YOUR INSTRUCTIONS |
Wherever the string "title" shows up in a line, count that line. Give the total alone.

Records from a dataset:
↓↓↓

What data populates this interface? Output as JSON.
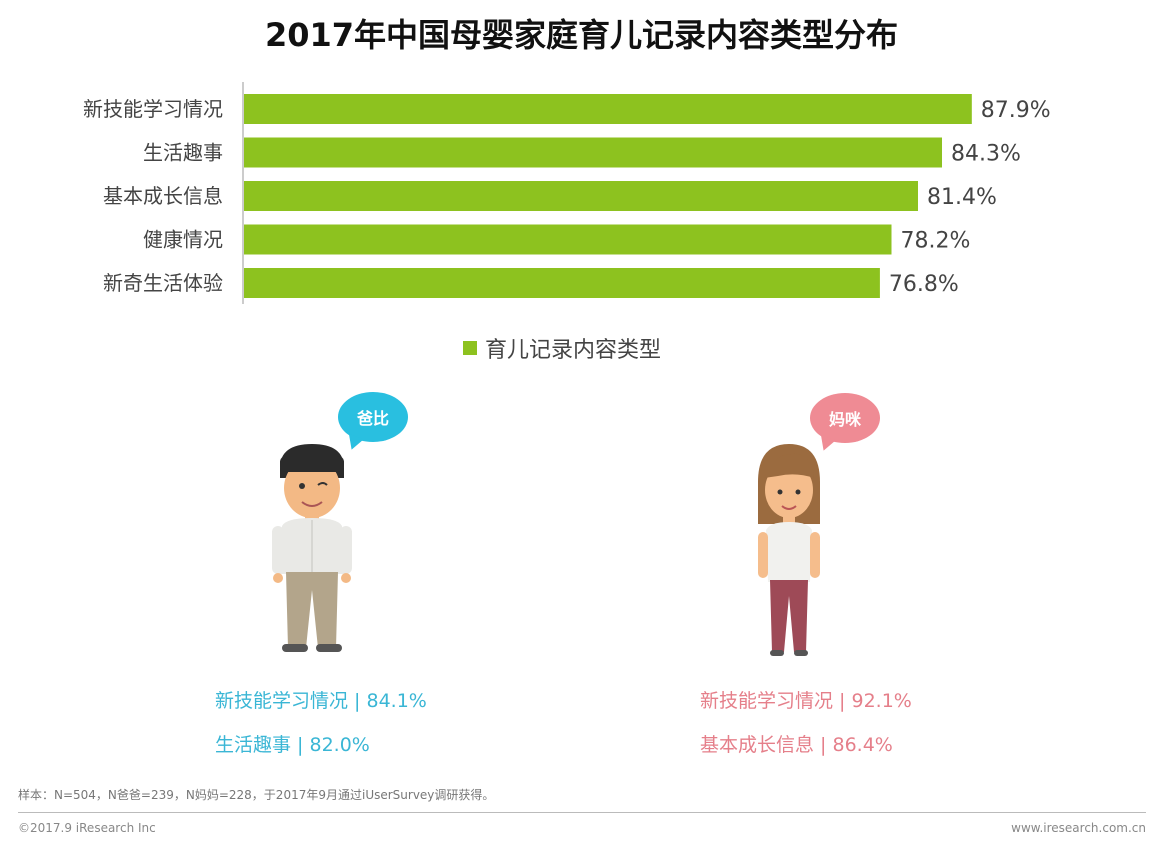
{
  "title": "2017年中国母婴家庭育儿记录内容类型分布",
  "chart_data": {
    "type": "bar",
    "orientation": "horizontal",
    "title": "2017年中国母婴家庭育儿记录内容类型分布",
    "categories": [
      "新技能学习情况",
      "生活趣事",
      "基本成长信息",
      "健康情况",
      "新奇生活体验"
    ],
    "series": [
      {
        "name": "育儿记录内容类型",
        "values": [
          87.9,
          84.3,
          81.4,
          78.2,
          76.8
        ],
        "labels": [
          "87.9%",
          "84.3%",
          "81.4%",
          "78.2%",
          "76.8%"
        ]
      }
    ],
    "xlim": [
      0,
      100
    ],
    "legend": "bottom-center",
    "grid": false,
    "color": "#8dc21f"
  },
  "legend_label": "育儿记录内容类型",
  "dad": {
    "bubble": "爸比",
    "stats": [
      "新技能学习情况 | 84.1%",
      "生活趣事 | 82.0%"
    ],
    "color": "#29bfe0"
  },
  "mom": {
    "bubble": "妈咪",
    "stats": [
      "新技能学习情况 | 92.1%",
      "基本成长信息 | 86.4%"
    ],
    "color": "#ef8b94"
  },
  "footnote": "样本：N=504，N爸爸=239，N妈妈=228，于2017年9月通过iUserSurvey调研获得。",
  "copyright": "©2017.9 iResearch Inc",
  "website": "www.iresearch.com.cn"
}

↑↑↑
↓↓↓

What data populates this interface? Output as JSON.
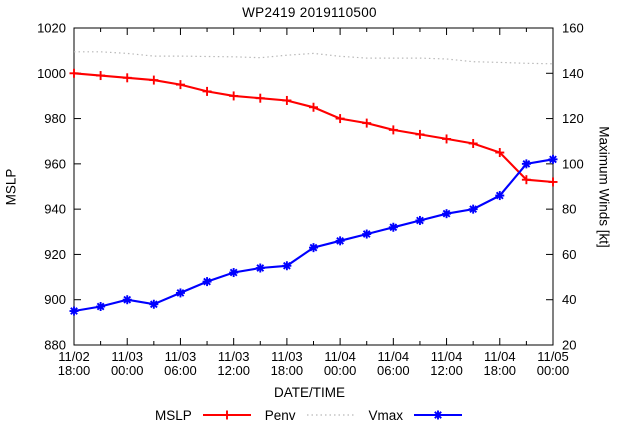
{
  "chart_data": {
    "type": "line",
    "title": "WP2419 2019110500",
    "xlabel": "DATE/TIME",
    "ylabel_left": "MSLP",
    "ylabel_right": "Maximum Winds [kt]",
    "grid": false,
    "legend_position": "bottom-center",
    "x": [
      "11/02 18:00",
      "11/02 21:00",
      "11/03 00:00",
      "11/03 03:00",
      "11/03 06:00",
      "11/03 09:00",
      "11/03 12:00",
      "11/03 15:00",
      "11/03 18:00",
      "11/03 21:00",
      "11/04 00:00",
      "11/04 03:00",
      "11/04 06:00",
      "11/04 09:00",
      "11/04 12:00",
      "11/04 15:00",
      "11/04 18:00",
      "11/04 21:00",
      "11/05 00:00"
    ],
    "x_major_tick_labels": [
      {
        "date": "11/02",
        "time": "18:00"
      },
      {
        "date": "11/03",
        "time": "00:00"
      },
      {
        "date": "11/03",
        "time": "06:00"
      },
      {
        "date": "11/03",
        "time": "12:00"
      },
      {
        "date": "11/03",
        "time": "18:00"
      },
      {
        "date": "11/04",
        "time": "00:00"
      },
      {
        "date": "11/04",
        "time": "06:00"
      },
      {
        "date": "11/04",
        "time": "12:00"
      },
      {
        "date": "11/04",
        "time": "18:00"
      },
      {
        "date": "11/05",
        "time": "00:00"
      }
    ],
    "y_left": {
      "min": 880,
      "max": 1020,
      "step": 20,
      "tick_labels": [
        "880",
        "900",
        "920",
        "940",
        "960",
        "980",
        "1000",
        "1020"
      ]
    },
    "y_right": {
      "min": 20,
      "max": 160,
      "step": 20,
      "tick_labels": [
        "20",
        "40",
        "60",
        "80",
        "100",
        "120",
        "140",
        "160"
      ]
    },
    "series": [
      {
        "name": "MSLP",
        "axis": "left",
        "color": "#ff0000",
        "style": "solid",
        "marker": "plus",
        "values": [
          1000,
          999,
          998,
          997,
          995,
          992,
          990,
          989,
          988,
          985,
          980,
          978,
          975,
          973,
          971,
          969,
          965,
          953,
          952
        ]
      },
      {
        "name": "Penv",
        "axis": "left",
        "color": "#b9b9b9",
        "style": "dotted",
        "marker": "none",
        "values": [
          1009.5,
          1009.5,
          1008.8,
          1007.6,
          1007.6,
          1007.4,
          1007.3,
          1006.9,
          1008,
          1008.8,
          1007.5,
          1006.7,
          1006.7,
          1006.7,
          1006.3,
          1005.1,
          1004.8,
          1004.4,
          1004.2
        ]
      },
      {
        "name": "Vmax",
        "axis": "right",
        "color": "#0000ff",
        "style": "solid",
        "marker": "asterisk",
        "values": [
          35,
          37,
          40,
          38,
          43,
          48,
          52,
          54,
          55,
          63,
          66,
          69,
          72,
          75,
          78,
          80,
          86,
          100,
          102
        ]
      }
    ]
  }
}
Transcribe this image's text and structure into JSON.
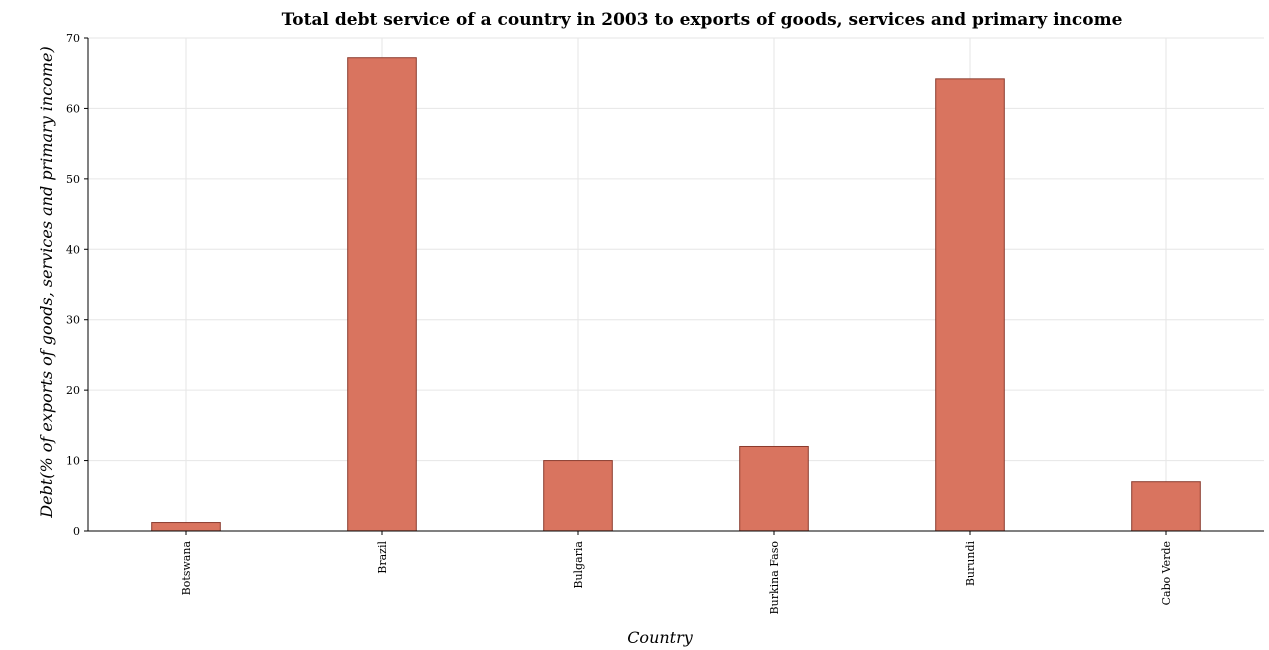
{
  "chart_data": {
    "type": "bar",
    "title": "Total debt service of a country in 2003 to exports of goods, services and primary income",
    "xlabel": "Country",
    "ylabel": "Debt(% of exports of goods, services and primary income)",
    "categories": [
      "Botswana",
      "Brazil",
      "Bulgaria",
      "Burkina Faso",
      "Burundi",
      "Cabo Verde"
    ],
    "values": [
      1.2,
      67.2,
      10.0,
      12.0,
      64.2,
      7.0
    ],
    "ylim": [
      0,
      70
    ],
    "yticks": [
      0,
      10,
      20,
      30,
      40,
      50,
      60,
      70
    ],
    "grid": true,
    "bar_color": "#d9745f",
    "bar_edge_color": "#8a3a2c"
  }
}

↑↑↑
↓↓↓

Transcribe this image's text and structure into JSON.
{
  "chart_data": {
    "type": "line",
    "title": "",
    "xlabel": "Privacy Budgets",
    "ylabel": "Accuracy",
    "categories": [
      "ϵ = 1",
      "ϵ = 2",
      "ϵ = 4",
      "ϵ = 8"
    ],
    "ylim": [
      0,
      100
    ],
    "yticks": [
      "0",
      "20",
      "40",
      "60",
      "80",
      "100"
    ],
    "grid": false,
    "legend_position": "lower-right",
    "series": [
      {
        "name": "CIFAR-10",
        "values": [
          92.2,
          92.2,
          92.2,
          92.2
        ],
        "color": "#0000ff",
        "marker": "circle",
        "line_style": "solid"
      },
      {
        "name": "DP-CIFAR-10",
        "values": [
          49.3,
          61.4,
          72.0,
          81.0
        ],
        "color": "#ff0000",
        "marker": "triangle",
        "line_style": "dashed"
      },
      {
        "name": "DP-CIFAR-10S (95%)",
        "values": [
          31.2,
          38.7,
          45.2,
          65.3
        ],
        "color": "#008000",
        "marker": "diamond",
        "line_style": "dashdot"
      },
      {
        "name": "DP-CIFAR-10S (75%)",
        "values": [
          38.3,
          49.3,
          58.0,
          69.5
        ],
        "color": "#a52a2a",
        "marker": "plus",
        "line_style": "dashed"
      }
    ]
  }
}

↑↑↑

FULL SOLUTION |
5